Задания |
1. Перечислите все литературы, с которыми Виланд, согласно фрагменту о Виланде, познакомился лучше благодаря цюрихскому (пере)воспитанию.
2. Какие годы, по словам фрагмента о Виланде, остаются полноценной швейцарской главой в его творчестве?
3. Определите, соответствуют ли фрагменту о Виланде следующие утверждения, и подтвердите каждый ответ точной цитатой из него: (a) Бодмер сразу увидел шаткость ученичества Виланда; (b) Виланд очень высоко ставил Брейтингера; (c) читая греческую литературу, Виланд не зависел от французов.

Фрагмент текста |
▬▬▬▬▬▬

Таким последователем Бодмера и его представителем был в свои швейцарские годы Виланд — последователем ревностным, однако односторонним. Бодмер и Виланд поразительно сходились в своем преклонении перед абсолютной добродетелью, только что такой культ не мешал Виланду рисовать во всех подробностях заблуждения человеческой натуры. Всей шаткости виландовского нарочитого ученичества, где «послушание» восходило к чрезмерно тонкому решению психологического свойства, Бодмер долгое время не в состоянии был усматривать. Что-то в творчестве Виланда начинало настораживать его — избыток чувственности даже в «Анти-Овидии», всякие отступления от пуританских манер, — однако пока Виланд еще не выбился из рамок бодмеровской школы. Все же 1750-е годы остаются полноценной швейцарской главой в творчестве Виланда. В то же время — это и эпизод из истории школы Бодмера.

Весьма широкий историко-литературный кругозор Виланда был обретен им тоже под воздействием Бодмера и Брейтингера, которого Виланд ставил очень высоко, «полагая его первоклассным гением». Лучшее знакомство с французской, а прежде всего с английской (опять же Мильтон! — и Шефтсбери) и с греческой литературой (в своем чтении которой Виланд, правда, еще очень зависел от французов) — всем этим Виланд был обязан своему цюрихскому (пере)воспитанию.

«Я — немец, гражданин мира и человек» (из письма К. А. Бётти-геру от 14 сентября 1800 года), — такое признание едва ли кто в Германии мог сделать с большим правом, нежели Виланд, и в нем, несомненно, расслышимы уроки швейцарских лет.

▬▬▬▬▬▬

Записи данных |
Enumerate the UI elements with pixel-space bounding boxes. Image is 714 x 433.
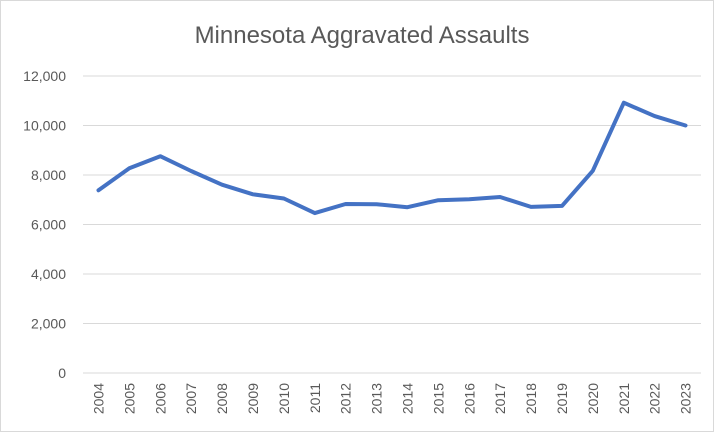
y-tick-label: 8,000 <box>31 167 66 183</box>
x-tick-label: 2010 <box>276 383 292 414</box>
chart-title: Minnesota Aggravated Assaults <box>195 22 530 49</box>
x-tick-label: 2011 <box>307 383 323 413</box>
x-tick-label: 2014 <box>399 383 415 414</box>
series-layer <box>96 100 688 216</box>
x-tick-label: 2017 <box>492 383 508 414</box>
x-axis-ticks: 2004 2005 2006 2007 2008 2009 2010 2011 2012 2013… <box>90 383 693 414</box>
gridlines <box>83 75 701 374</box>
x-tick-label: 2023 <box>678 383 694 414</box>
x-tick-label: 2005 <box>121 383 137 414</box>
x-tick-label: 2004 <box>90 383 106 414</box>
x-tick-label: 2008 <box>214 383 230 414</box>
x-tick-label: 2018 <box>523 383 539 414</box>
y-tick-label: 4,000 <box>31 266 66 282</box>
x-tick-label: 2016 <box>461 383 477 414</box>
x-tick-label: 2009 <box>245 383 261 414</box>
y-tick-label: 12,000 <box>23 68 66 84</box>
x-tick-label: 2021 <box>616 383 632 414</box>
y-tick-label: 0 <box>58 365 66 381</box>
x-tick-label: 2015 <box>430 383 446 414</box>
x-tick-label: 2013 <box>369 383 385 414</box>
x-tick-label: 2012 <box>338 383 354 414</box>
series-line <box>96 100 688 216</box>
y-tick-label: 10,000 <box>23 118 66 134</box>
y-axis-ticks: 0 2,000 4,000 6,000 8,000 10,000 12,000 <box>23 68 66 381</box>
x-tick-label: 2022 <box>647 383 663 414</box>
x-tick-label: 2019 <box>554 383 570 414</box>
x-tick-label: 2006 <box>152 383 168 414</box>
x-tick-label: 2007 <box>183 383 199 414</box>
y-tick-label: 2,000 <box>31 316 66 332</box>
y-tick-label: 6,000 <box>31 217 66 233</box>
x-tick-label: 2020 <box>585 383 601 414</box>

▬▬▬▬▬▬

Ответы |
1. Французская, английская, греческая.

2. 1750-е годы.

3.
(a) Нет: «Бодмер долгое время не в состоянии был усматривать».
(b) Да: «которого Виланд ставил очень высоко».
(c) Нет: «Виланд, правда, еще очень зависел от французов».